▼

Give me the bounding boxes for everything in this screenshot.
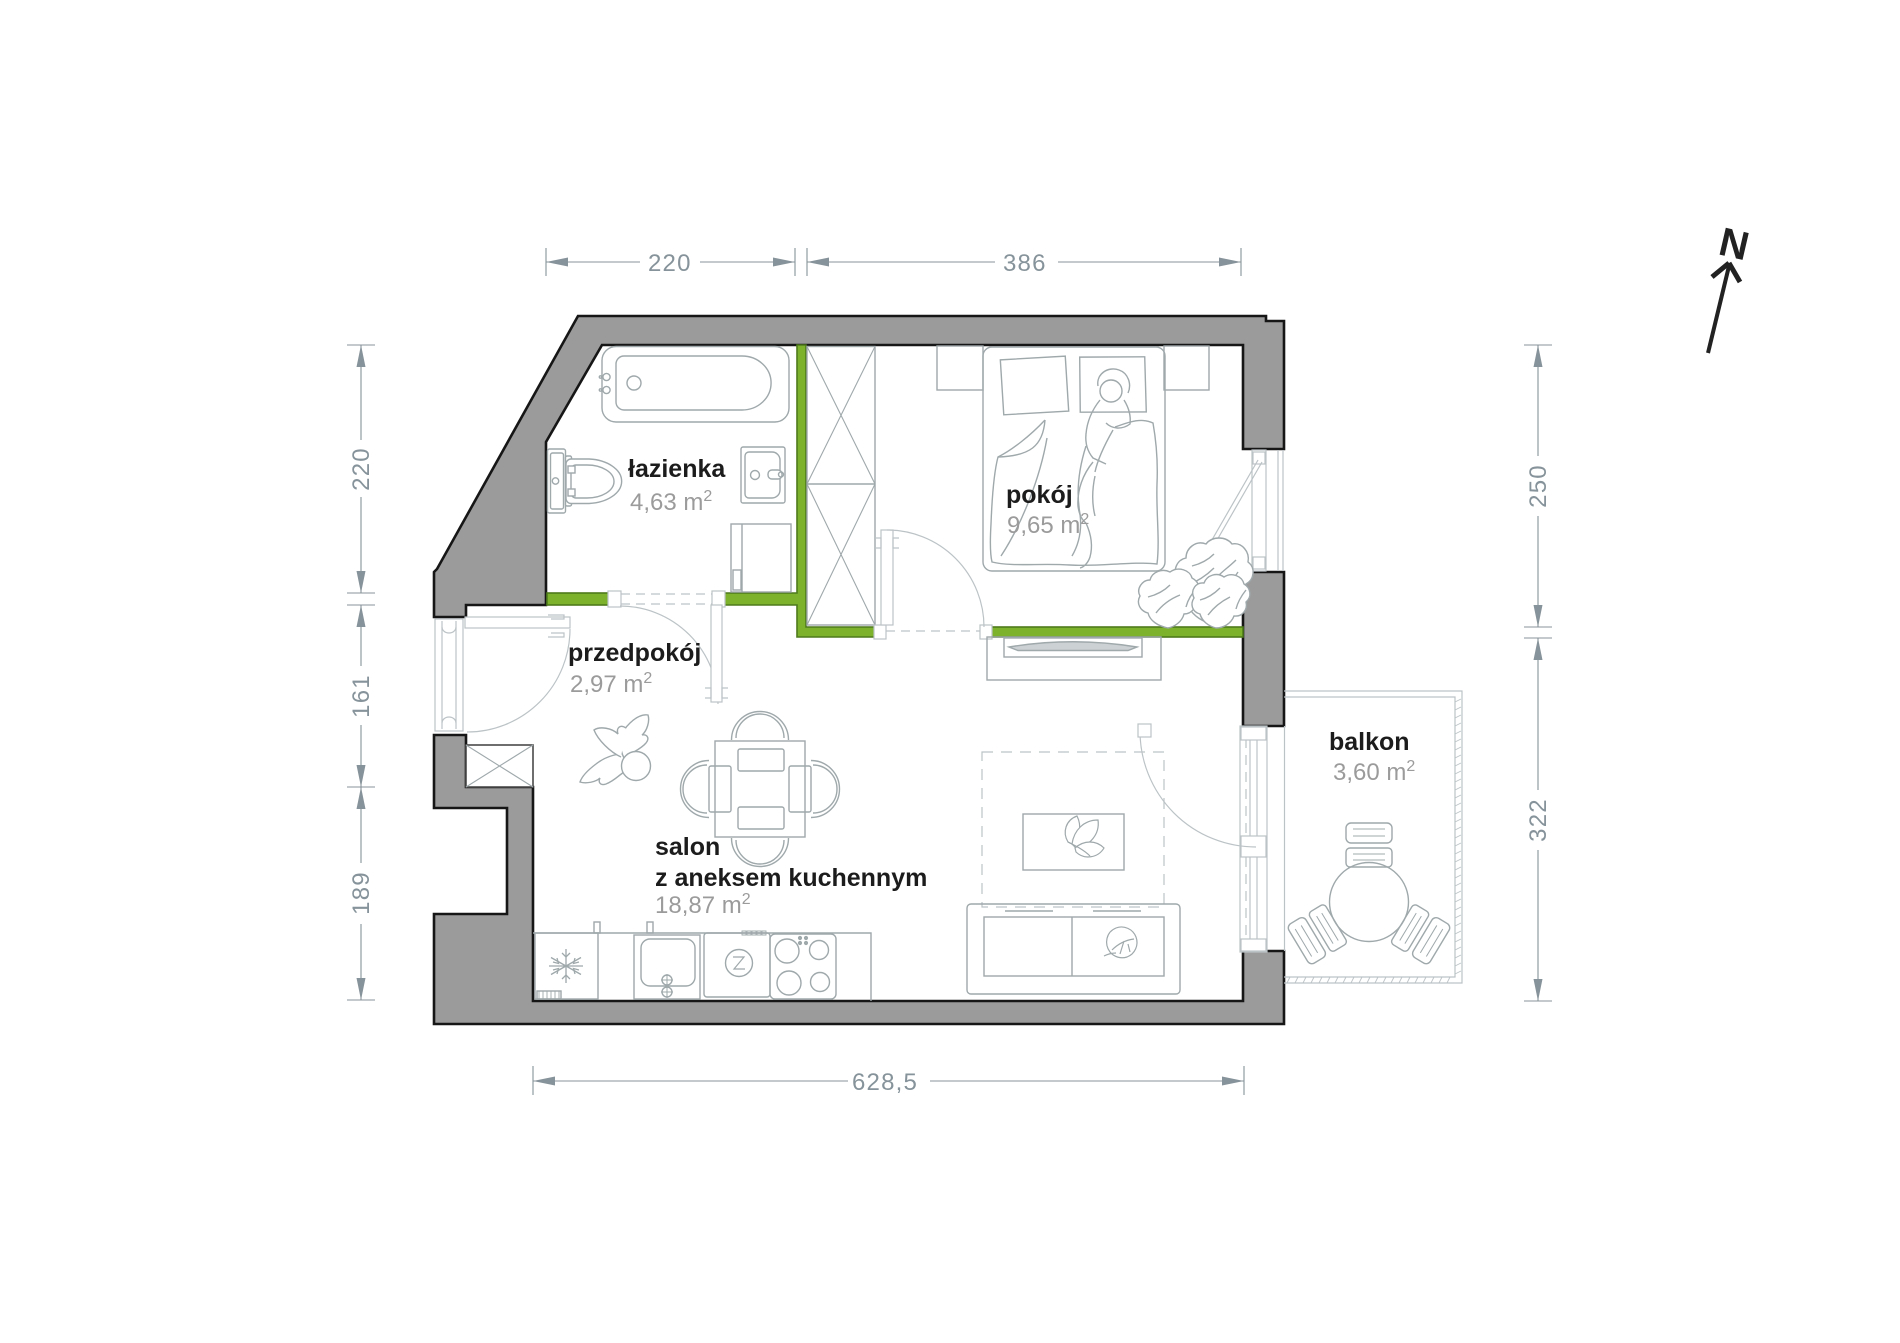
svg-text:przedpokój: przedpokój <box>568 639 701 667</box>
svg-text:4,63 m2: 4,63 m2 <box>630 488 712 516</box>
svg-text:220: 220 <box>348 447 375 491</box>
svg-text:322: 322 <box>1525 798 1552 842</box>
svg-text:628,5: 628,5 <box>852 1069 918 1096</box>
svg-text:220: 220 <box>648 250 692 277</box>
svg-text:balkon: balkon <box>1329 728 1410 756</box>
svg-text:161: 161 <box>348 674 375 718</box>
svg-text:189: 189 <box>348 871 375 915</box>
svg-text:386: 386 <box>1003 250 1047 277</box>
svg-text:łazienka: łazienka <box>628 455 726 483</box>
svg-text:3,60 m2: 3,60 m2 <box>1333 758 1415 786</box>
svg-text:pokój: pokój <box>1006 481 1073 509</box>
svg-text:2,97 m2: 2,97 m2 <box>570 670 652 698</box>
svg-text:9,65 m2: 9,65 m2 <box>1007 511 1089 539</box>
svg-text:250: 250 <box>1525 464 1552 508</box>
svg-text:18,87 m2: 18,87 m2 <box>655 891 751 919</box>
svg-text:salon: salon <box>655 833 720 861</box>
svg-text:z aneksem kuchennym: z aneksem kuchennym <box>655 864 927 892</box>
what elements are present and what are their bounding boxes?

▲

Copy every line of the entries above word for word, leaving out the picture.

Give me the bounding boxes for everything in this screenshot.
svg-text:przedpokój: przedpokój <box>568 639 701 667</box>
svg-text:4,63 m2: 4,63 m2 <box>630 488 712 516</box>
svg-text:220: 220 <box>348 447 375 491</box>
svg-text:322: 322 <box>1525 798 1552 842</box>
svg-text:628,5: 628,5 <box>852 1069 918 1096</box>
svg-text:220: 220 <box>648 250 692 277</box>
svg-text:balkon: balkon <box>1329 728 1410 756</box>
svg-text:161: 161 <box>348 674 375 718</box>
svg-text:189: 189 <box>348 871 375 915</box>
svg-text:386: 386 <box>1003 250 1047 277</box>
svg-text:łazienka: łazienka <box>628 455 726 483</box>
svg-text:3,60 m2: 3,60 m2 <box>1333 758 1415 786</box>
svg-text:pokój: pokój <box>1006 481 1073 509</box>
svg-text:2,97 m2: 2,97 m2 <box>570 670 652 698</box>
svg-text:9,65 m2: 9,65 m2 <box>1007 511 1089 539</box>
svg-text:250: 250 <box>1525 464 1552 508</box>
svg-text:18,87 m2: 18,87 m2 <box>655 891 751 919</box>
svg-text:salon: salon <box>655 833 720 861</box>
svg-text:z aneksem kuchennym: z aneksem kuchennym <box>655 864 927 892</box>
what elements are present and what are their bounding boxes?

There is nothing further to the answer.